* _Problem requirements_: Can all of these lines be returned exactly?
* * *
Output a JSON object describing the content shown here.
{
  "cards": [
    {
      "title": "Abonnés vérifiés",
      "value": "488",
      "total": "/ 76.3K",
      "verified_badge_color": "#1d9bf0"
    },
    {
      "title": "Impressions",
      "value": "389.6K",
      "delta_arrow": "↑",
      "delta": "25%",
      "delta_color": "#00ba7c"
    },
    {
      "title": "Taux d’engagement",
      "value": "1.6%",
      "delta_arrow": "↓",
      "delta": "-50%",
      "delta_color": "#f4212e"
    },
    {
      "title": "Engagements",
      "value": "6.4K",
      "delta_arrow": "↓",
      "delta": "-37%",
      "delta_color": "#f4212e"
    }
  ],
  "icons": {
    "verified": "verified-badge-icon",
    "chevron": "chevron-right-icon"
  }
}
* * *
* _Task answer_:
Output a JSON object describing the content shown here.
{
  "cards": [
    {
      "title": "Abonnés vérifiés",
      "value": "488",
      "total": "/ 76.3K",
      "verified_badge_color": "#1d9bf0"
    },
    {
      "title": "Impressions",
      "value": "389.6K",
      "delta_arrow": "↑",
      "delta": "25%",
      "delta_color": "#00ba7c"
    },
    {
      "title": "Taux d’engagement",
      "value": "1.6%",
      "delta_arrow": "↓",
      "delta": "-50%",
      "delta_color": "#f4212e"
    },
    {
      "title": "Engagements",
      "value": "6.4K",
      "delta_arrow": "↓",
      "delta": "-37%",
      "delta_color": "#f4212e"
    }
  ],
  "icons": {
    "verified": "verified-badge-icon",
    "chevron": "chevron-right-icon"
  }
}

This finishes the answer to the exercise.